Isolate every line in the data with the string "mando" and copy it.

- RECORDS SHOWN
** start **
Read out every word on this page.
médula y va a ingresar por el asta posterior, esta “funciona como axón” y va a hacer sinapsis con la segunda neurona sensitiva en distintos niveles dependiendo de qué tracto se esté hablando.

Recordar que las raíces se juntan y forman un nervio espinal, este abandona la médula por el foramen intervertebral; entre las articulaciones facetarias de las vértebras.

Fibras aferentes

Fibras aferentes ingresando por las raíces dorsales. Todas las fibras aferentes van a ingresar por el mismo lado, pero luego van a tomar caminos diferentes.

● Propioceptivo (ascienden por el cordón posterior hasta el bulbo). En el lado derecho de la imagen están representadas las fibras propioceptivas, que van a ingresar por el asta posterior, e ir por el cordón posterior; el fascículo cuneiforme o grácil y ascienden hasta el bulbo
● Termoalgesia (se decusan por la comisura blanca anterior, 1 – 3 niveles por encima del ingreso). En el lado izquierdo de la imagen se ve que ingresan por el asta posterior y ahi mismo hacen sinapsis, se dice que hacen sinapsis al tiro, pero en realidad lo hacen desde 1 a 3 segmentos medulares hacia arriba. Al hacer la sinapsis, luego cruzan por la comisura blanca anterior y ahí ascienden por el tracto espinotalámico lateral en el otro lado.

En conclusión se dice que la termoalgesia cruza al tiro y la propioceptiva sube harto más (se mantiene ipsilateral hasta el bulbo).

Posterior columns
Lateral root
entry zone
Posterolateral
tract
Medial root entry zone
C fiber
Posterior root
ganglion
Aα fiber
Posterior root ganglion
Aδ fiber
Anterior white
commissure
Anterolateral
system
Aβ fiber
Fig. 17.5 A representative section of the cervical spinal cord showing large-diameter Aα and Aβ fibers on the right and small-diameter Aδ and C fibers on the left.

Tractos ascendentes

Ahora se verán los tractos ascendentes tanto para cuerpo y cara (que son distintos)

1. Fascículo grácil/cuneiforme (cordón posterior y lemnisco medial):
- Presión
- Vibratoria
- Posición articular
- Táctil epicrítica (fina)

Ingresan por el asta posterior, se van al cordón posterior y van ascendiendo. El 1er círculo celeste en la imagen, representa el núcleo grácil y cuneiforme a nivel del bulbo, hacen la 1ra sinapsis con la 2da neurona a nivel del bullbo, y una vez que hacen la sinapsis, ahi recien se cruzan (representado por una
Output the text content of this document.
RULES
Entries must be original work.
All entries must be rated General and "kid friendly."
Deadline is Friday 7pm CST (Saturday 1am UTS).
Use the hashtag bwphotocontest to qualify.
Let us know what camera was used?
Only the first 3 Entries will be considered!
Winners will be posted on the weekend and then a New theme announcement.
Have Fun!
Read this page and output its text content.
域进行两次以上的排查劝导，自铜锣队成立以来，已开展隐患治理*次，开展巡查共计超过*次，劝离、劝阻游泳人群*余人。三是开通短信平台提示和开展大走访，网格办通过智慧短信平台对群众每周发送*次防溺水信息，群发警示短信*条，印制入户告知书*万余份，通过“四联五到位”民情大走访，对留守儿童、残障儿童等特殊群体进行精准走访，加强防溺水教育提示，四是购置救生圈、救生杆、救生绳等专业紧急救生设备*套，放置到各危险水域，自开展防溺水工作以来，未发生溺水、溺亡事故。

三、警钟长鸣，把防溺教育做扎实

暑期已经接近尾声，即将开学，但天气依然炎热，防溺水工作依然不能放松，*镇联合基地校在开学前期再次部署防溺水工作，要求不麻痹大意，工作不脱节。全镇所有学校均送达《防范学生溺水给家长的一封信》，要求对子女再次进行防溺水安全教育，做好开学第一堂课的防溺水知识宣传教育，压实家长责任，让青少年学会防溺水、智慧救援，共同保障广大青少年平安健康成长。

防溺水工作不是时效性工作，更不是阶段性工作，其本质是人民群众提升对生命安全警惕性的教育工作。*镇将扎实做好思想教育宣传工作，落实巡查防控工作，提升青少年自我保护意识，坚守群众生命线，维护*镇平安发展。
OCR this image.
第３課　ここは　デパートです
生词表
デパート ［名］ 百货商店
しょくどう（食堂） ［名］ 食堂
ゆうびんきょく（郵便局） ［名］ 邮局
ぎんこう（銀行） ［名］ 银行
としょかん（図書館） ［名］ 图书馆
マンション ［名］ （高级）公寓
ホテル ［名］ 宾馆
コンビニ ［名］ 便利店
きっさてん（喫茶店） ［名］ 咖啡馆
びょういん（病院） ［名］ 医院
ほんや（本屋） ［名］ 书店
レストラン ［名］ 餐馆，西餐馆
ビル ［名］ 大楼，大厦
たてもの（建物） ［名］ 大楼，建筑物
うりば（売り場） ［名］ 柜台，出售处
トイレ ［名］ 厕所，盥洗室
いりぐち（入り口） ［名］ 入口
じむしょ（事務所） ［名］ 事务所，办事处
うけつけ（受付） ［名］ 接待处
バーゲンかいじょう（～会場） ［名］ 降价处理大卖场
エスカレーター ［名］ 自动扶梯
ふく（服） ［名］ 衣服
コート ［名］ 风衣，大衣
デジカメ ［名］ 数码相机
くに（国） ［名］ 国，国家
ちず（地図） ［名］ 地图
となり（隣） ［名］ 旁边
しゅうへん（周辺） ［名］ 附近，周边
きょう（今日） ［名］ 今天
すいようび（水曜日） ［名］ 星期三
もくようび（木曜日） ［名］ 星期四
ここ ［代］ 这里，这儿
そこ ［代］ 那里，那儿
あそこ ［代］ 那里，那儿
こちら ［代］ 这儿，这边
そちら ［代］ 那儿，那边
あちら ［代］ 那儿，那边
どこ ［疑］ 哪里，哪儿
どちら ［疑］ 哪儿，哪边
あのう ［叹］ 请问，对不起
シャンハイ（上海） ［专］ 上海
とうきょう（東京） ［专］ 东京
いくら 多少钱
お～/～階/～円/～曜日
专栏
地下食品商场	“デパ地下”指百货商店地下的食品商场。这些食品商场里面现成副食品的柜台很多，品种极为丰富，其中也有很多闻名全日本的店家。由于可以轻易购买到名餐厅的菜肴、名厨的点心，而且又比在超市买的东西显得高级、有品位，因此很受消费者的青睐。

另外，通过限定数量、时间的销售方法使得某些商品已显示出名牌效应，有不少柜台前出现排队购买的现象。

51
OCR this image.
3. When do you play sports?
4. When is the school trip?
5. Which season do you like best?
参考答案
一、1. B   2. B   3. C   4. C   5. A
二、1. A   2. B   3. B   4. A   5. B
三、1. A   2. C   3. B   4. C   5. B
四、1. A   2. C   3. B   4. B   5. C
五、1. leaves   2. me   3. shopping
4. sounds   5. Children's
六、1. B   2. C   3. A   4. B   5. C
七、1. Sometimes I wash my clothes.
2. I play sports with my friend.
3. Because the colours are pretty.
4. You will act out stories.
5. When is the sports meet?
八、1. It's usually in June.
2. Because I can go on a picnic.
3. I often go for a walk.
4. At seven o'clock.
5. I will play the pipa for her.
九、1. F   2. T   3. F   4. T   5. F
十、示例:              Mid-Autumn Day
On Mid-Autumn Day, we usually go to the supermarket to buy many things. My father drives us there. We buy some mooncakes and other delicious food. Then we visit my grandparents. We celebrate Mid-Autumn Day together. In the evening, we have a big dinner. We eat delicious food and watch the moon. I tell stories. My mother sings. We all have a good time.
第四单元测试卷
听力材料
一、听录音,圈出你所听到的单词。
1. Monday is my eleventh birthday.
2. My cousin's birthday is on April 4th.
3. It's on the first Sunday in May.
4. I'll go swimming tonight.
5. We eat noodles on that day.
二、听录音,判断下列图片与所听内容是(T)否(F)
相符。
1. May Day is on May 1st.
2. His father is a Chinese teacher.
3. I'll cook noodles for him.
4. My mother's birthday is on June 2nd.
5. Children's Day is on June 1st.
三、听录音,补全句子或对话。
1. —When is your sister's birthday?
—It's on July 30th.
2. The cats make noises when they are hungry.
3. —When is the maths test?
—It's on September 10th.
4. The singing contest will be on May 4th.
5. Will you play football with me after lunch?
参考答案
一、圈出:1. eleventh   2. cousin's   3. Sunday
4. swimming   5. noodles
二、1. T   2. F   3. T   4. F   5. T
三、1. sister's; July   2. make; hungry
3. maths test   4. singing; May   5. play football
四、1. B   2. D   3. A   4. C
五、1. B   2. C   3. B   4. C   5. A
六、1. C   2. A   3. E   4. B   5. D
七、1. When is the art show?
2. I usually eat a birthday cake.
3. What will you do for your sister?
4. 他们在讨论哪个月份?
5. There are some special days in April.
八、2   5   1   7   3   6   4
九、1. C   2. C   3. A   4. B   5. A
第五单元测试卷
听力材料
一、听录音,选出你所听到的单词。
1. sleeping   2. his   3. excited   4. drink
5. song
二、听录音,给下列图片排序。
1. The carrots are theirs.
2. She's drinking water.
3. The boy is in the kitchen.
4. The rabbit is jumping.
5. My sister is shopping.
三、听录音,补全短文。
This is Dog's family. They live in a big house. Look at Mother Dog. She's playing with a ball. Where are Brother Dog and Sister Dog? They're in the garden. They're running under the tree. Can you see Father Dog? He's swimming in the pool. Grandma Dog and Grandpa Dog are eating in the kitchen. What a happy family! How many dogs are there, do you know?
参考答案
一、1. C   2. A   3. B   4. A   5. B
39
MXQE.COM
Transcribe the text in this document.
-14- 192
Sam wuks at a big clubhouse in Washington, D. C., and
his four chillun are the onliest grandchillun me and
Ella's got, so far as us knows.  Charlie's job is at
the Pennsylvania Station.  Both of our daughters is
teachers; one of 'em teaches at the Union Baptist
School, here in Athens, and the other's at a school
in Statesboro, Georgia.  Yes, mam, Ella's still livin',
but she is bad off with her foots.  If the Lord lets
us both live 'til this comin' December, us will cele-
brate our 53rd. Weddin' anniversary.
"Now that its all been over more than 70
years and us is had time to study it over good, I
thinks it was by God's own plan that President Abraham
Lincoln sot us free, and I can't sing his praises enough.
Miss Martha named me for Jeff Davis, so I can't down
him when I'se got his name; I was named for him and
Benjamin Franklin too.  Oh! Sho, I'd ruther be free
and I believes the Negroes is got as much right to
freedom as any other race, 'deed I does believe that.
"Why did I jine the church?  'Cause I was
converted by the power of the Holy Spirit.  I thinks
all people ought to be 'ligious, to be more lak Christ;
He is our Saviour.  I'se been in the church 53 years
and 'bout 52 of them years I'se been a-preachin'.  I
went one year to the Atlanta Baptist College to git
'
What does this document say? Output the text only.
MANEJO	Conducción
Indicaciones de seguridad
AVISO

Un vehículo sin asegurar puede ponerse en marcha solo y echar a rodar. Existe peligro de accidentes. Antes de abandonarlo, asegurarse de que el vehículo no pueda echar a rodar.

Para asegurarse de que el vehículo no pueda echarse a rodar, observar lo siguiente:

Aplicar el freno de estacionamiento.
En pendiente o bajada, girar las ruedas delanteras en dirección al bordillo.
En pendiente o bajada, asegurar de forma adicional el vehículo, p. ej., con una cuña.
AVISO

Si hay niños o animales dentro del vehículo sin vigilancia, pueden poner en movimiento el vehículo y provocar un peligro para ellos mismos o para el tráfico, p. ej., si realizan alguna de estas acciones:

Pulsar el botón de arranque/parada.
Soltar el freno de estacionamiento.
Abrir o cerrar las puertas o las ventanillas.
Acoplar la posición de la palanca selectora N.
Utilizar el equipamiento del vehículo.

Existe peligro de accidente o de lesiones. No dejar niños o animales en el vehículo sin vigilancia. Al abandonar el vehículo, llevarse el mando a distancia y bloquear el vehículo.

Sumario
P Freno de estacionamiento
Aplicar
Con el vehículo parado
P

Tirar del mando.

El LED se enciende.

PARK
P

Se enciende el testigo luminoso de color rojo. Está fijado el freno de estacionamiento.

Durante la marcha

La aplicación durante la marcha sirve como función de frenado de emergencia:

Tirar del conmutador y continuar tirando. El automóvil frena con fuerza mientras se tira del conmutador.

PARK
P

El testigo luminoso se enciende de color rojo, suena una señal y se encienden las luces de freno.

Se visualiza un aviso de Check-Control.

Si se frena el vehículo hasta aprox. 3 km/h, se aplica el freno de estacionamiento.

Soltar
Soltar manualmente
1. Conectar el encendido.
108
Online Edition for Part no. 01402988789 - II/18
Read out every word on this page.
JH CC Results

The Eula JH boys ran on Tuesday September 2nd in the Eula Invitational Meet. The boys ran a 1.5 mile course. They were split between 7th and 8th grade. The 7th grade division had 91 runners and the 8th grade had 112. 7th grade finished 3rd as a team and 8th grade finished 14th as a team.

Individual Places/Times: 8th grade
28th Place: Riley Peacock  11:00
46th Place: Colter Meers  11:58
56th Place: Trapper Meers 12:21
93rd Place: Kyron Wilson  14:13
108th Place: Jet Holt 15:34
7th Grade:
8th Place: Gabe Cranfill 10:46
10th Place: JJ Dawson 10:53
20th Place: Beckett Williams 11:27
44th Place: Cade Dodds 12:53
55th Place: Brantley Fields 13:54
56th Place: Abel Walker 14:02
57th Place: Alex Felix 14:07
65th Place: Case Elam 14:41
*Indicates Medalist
** end **
- TASK ANSWER
Existe peligro de accidente o de lesiones. No dejar niños o animales en el vehículo sin vigilancia. Al abandonar el vehículo, llevarse el mando a distancia y bloquear el vehículo.
Tirar del mando.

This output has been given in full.